● **WHAT YOU ARE ASKED TO DO**:
Pick out every line below that contains the word "Plus" and copy each one in full. Match case exactly.

(Recorded data)
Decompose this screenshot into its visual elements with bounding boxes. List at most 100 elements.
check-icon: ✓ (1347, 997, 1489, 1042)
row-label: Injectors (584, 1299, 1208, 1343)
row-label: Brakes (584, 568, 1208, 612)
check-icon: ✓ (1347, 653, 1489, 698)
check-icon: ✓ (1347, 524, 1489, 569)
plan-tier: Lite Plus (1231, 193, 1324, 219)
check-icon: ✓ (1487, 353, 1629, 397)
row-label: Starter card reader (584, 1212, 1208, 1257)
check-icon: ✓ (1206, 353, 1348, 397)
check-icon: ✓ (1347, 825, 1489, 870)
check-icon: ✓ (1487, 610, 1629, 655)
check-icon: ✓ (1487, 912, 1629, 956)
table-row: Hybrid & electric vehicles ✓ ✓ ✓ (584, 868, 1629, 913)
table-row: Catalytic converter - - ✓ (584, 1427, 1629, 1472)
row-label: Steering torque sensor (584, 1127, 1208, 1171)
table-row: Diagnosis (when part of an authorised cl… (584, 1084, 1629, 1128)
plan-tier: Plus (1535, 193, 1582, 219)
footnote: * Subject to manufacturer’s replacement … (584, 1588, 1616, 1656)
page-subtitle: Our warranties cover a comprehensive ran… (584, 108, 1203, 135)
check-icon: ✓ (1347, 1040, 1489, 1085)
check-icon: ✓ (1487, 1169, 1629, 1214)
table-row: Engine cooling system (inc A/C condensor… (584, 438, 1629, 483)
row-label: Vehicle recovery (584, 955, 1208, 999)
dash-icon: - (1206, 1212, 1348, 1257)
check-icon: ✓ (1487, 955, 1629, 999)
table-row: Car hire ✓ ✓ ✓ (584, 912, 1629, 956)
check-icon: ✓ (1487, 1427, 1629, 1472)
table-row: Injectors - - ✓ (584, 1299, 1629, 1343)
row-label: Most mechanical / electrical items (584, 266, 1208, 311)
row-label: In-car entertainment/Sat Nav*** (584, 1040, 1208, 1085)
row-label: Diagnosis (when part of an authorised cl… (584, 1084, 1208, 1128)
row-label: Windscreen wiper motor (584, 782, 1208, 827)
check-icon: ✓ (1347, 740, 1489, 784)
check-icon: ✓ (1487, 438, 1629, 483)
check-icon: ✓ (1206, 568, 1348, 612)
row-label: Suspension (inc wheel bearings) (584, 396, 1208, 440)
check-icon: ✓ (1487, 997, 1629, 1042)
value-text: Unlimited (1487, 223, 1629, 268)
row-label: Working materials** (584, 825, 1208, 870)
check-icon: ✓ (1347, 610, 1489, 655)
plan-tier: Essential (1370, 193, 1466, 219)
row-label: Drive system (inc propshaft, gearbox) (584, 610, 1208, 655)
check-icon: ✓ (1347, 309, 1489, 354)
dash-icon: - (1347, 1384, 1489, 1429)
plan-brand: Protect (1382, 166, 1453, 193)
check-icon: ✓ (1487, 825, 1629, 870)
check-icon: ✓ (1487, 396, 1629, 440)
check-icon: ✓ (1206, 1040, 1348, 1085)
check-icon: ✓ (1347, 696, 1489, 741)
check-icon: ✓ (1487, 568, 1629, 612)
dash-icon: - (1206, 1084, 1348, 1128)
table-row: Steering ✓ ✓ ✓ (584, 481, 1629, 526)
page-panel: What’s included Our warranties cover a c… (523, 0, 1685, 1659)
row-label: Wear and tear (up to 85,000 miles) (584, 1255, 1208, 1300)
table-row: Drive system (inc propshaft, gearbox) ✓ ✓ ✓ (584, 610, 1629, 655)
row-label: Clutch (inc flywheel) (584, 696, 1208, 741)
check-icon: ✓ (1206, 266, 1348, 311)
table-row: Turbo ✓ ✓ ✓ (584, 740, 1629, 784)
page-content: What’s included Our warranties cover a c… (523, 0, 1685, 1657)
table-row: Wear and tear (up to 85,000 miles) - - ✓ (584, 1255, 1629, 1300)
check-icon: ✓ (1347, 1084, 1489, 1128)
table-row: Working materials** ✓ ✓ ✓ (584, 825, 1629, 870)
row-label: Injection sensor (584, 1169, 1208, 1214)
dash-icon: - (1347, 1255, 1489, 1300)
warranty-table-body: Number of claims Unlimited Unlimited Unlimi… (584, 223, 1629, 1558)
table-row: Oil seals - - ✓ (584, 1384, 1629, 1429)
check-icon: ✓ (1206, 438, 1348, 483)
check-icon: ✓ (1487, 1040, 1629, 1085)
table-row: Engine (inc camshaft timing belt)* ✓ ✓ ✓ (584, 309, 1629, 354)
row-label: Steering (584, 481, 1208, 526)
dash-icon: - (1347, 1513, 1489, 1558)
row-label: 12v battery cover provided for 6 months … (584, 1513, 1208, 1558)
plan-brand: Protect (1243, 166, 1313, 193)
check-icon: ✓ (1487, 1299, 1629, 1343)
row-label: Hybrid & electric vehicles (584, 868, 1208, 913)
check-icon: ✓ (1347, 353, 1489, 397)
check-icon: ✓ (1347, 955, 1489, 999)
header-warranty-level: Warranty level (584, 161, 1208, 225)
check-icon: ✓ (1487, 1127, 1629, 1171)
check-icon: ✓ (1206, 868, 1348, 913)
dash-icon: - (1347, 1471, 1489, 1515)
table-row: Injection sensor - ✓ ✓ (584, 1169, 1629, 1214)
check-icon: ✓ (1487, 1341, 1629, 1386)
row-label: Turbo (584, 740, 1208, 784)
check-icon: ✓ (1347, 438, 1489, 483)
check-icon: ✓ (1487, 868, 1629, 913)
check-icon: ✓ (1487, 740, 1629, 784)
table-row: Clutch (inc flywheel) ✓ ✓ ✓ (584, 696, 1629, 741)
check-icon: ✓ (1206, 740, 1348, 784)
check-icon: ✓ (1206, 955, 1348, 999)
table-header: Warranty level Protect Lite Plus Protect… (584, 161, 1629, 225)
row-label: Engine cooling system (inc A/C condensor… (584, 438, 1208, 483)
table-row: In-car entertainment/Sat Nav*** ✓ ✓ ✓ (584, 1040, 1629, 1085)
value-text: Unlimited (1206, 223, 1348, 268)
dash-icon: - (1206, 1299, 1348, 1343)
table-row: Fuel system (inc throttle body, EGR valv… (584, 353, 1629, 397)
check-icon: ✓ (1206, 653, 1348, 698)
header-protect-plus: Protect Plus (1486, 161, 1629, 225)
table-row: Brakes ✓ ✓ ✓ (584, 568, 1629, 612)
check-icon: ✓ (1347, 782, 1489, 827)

● **SOLUTION TO THIS EXERCISE**:
plan-tier: Lite Plus (1231, 193, 1324, 219)
plan-tier: Plus (1535, 193, 1582, 219)
table-header: Warranty level Protect Lite Plus Protect… (584, 161, 1629, 225)
header-protect-plus: Protect Plus (1486, 161, 1629, 225)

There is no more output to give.